TASK TO CARRY OUT
Write the data out again exactly, dropping any images it holds.
◇ ◇ ◇ ◇ ◇ ◇ ◇
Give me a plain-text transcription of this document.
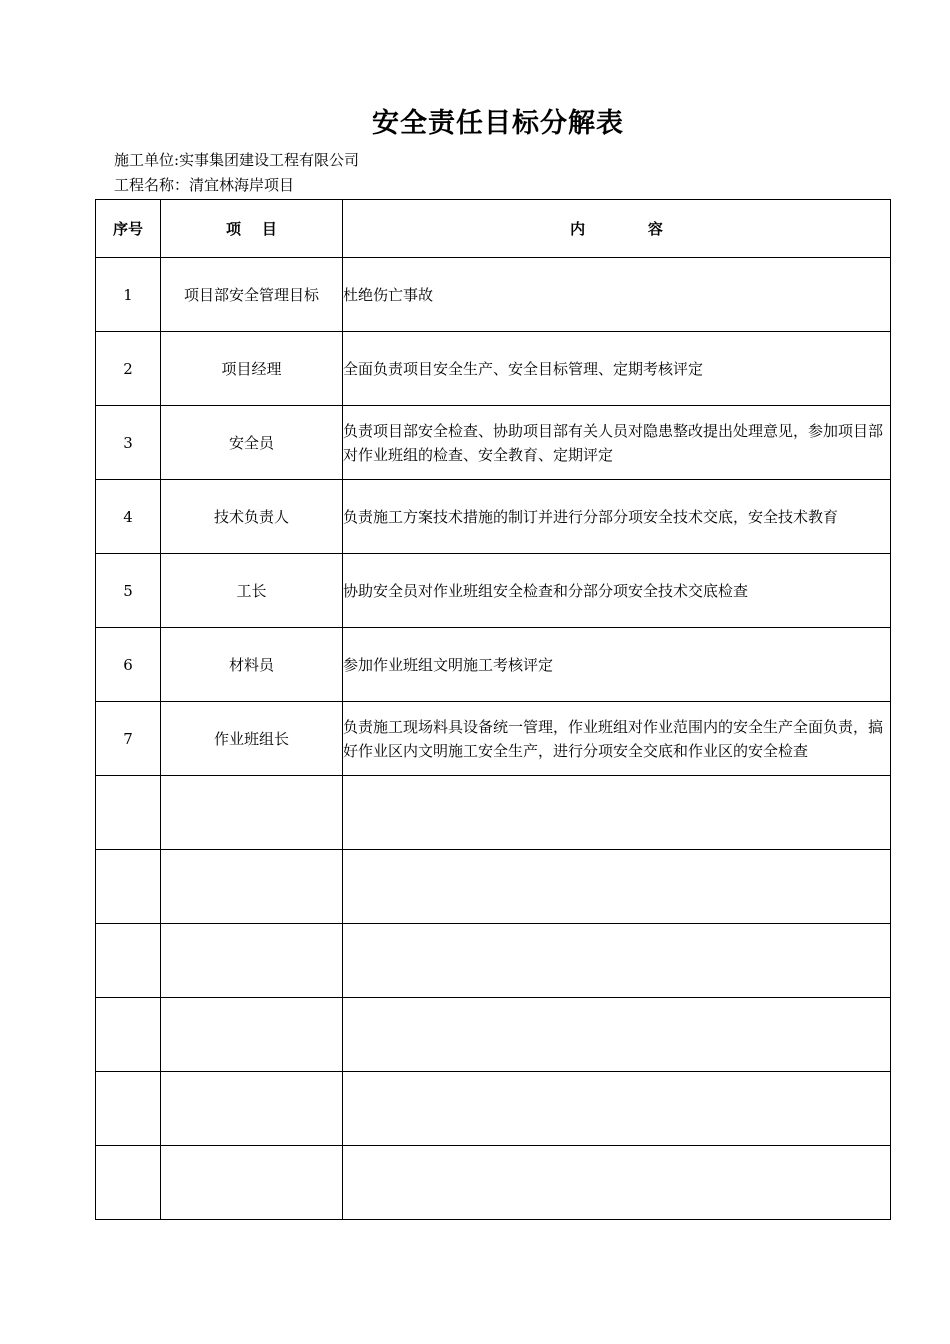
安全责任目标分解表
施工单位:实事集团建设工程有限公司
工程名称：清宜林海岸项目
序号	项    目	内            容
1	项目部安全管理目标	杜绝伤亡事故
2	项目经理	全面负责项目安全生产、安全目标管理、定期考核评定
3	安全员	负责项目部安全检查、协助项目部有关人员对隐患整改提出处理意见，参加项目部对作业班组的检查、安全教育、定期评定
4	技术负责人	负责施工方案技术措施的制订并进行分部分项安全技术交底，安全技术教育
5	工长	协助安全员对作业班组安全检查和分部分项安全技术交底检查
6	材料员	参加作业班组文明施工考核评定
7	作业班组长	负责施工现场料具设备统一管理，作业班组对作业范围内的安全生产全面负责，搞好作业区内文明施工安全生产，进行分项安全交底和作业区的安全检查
◇ ◇ ◇ ◇ ◇ ◇ ◇
OUTPUT OF THE TASK
Give me a plain-text transcription of this document.
安全责任目标分解表
施工单位:实事集团建设工程有限公司
工程名称：清宜林海岸项目
序号	项    目	内            容
1	项目部安全管理目标	杜绝伤亡事故
2	项目经理	全面负责项目安全生产、安全目标管理、定期考核评定
3	安全员	负责项目部安全检查、协助项目部有关人员对隐患整改提出处理意见，参加项目部对作业班组的检查、安全教育、定期评定
4	技术负责人	负责施工方案技术措施的制订并进行分部分项安全技术交底，安全技术教育
5	工长	协助安全员对作业班组安全检查和分部分项安全技术交底检查
6	材料员	参加作业班组文明施工考核评定
7	作业班组长	负责施工现场料具设备统一管理，作业班组对作业范围内的安全生产全面负责，搞好作业区内文明施工安全生产，进行分项安全交底和作业区的安全检查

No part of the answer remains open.